- [Stated problem]: Using the records provided below, locate and copy each line that contains the word "name".

Rows from a figure dataset
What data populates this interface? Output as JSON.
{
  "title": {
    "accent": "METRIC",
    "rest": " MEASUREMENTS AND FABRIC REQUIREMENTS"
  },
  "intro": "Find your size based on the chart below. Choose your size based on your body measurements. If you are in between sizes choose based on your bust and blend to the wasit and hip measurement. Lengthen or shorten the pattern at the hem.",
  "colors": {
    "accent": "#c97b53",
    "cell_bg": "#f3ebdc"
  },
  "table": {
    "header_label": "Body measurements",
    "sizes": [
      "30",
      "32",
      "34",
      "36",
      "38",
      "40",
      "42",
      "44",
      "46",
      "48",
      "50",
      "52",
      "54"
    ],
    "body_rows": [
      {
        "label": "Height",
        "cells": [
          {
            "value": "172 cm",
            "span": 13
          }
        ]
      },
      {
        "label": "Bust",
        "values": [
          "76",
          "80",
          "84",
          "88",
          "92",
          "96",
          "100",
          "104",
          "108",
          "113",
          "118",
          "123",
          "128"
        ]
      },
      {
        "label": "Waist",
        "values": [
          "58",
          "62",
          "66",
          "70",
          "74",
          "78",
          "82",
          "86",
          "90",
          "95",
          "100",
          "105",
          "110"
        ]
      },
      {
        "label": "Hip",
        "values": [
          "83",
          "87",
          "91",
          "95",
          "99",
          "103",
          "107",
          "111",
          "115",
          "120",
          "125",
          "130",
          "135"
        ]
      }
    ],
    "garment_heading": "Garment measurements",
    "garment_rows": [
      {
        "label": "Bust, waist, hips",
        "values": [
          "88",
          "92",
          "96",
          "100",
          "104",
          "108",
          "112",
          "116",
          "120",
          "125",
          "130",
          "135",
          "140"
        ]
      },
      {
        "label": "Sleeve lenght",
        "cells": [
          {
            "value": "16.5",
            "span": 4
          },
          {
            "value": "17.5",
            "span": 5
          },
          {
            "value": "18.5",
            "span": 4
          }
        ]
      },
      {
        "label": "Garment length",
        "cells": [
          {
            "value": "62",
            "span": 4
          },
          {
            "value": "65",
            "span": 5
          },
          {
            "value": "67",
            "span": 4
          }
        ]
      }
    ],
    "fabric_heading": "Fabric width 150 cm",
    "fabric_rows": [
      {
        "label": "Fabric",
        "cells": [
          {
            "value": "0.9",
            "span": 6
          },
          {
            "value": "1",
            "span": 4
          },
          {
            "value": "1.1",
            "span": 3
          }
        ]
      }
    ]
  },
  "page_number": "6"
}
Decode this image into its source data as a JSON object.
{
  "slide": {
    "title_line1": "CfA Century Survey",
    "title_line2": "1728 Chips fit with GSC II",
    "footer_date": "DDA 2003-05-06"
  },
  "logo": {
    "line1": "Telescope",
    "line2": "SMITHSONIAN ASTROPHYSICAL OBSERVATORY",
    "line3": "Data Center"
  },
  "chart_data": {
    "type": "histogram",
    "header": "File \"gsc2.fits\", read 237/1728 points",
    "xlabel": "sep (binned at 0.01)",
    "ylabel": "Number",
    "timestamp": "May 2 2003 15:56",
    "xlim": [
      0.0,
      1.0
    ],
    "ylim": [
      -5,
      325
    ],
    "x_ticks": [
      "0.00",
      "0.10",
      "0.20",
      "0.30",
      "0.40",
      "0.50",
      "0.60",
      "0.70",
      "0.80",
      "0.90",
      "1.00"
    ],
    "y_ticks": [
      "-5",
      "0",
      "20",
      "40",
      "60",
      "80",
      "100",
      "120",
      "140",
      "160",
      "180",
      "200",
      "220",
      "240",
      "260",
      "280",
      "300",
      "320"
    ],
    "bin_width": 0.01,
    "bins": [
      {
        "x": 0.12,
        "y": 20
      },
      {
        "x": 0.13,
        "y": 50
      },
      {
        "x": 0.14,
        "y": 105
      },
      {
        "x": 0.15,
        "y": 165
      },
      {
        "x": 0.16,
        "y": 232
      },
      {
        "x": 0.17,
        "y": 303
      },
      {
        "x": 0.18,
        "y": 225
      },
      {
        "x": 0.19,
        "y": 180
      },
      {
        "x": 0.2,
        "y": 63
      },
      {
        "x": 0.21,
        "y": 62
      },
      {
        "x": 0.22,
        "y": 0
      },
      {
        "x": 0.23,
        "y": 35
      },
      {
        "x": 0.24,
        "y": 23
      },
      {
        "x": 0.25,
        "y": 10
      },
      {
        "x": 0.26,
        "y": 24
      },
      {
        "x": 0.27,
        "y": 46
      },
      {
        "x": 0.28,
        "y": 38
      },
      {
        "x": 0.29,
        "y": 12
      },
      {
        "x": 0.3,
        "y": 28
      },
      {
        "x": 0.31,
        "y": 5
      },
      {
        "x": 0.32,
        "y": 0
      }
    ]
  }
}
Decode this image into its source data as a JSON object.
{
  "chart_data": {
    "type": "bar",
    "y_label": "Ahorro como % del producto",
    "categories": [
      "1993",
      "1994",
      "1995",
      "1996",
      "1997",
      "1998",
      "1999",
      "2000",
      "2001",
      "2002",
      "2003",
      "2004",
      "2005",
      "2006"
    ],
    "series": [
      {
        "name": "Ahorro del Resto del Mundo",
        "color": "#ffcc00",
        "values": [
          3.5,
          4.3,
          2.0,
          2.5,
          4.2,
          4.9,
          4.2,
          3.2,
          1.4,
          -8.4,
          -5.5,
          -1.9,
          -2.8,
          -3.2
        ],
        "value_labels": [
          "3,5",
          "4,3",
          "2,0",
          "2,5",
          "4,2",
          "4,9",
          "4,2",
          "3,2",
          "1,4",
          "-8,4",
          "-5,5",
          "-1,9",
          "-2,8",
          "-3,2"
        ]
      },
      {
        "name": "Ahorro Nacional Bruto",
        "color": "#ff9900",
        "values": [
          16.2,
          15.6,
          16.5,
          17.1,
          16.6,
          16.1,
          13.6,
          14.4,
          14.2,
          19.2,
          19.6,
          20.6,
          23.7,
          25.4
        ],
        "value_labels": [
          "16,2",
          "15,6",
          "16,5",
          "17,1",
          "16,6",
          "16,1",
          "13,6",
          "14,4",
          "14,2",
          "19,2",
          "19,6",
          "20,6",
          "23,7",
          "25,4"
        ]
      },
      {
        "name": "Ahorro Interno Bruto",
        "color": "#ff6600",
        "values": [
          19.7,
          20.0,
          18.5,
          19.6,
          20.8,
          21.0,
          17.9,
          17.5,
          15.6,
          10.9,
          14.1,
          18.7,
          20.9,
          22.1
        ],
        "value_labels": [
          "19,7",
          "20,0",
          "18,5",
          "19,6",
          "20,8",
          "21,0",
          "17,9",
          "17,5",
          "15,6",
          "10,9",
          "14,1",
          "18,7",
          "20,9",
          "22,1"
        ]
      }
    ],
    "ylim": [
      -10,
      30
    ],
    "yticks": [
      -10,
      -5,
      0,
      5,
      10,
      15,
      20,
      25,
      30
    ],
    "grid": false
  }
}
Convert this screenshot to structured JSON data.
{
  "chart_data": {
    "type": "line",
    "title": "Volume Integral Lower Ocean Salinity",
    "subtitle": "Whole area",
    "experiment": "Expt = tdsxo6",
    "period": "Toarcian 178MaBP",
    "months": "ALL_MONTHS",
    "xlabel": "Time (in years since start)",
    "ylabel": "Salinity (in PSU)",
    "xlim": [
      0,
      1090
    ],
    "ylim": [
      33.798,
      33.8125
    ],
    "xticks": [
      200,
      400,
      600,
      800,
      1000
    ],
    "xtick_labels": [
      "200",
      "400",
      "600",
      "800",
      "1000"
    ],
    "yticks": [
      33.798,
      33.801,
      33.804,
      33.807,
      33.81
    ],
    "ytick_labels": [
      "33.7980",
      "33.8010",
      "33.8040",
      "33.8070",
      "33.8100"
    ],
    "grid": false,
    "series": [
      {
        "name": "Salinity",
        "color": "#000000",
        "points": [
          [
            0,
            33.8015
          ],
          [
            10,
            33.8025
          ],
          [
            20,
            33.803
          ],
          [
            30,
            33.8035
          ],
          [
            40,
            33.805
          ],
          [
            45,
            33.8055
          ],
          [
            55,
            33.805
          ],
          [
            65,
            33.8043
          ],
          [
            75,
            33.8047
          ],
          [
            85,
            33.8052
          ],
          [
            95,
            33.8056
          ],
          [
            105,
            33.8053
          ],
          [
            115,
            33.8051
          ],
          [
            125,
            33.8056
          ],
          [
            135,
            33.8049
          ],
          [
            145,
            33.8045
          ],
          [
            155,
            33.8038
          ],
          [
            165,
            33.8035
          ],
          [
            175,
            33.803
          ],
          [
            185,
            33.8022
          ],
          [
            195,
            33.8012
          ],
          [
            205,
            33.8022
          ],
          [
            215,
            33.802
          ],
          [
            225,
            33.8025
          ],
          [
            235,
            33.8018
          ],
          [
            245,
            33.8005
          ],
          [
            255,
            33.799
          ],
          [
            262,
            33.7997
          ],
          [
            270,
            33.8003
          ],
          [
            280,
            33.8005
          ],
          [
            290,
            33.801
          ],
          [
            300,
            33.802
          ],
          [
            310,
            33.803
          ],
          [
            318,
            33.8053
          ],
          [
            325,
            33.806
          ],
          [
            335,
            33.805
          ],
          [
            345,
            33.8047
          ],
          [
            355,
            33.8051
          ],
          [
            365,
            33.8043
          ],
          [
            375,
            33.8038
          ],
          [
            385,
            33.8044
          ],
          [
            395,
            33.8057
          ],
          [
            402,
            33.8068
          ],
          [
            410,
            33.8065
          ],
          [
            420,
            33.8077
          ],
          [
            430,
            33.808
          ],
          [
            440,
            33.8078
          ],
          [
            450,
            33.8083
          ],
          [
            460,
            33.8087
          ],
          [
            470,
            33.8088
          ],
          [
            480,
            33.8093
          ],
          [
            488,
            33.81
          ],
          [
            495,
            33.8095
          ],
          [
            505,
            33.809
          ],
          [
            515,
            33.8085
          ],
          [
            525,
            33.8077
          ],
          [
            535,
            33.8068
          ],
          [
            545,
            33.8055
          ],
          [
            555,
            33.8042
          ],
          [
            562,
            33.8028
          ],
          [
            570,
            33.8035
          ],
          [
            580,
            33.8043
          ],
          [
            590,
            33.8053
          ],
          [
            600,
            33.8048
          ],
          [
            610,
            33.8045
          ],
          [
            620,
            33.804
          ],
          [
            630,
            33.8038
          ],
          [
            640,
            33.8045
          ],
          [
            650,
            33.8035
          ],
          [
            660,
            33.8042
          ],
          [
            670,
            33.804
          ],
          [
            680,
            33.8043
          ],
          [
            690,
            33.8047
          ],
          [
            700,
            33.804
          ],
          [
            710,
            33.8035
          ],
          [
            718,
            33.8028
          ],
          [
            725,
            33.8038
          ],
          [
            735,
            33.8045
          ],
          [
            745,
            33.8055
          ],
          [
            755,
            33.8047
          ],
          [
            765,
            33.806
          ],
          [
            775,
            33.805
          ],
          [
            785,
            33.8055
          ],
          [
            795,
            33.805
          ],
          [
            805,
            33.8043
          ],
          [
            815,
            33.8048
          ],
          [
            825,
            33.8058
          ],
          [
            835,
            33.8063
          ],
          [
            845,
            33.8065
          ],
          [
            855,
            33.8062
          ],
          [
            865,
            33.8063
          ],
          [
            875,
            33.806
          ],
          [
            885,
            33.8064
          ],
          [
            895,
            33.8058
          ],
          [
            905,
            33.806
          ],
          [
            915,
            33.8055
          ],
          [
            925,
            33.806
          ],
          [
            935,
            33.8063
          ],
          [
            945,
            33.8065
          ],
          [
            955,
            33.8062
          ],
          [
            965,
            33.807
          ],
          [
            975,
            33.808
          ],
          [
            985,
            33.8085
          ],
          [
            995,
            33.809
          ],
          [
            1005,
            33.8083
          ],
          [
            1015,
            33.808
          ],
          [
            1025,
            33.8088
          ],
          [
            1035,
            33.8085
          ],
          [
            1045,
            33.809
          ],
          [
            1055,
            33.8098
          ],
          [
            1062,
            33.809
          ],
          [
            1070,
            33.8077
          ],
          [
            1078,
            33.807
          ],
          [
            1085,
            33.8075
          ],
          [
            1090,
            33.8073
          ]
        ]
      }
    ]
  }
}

- [Problem solution]:
        "name": "Ahorro del Resto del Mundo",
        "name": "Ahorro Nacional Bruto",
        "name": "Ahorro Interno Bruto",
        "name": "Salinity",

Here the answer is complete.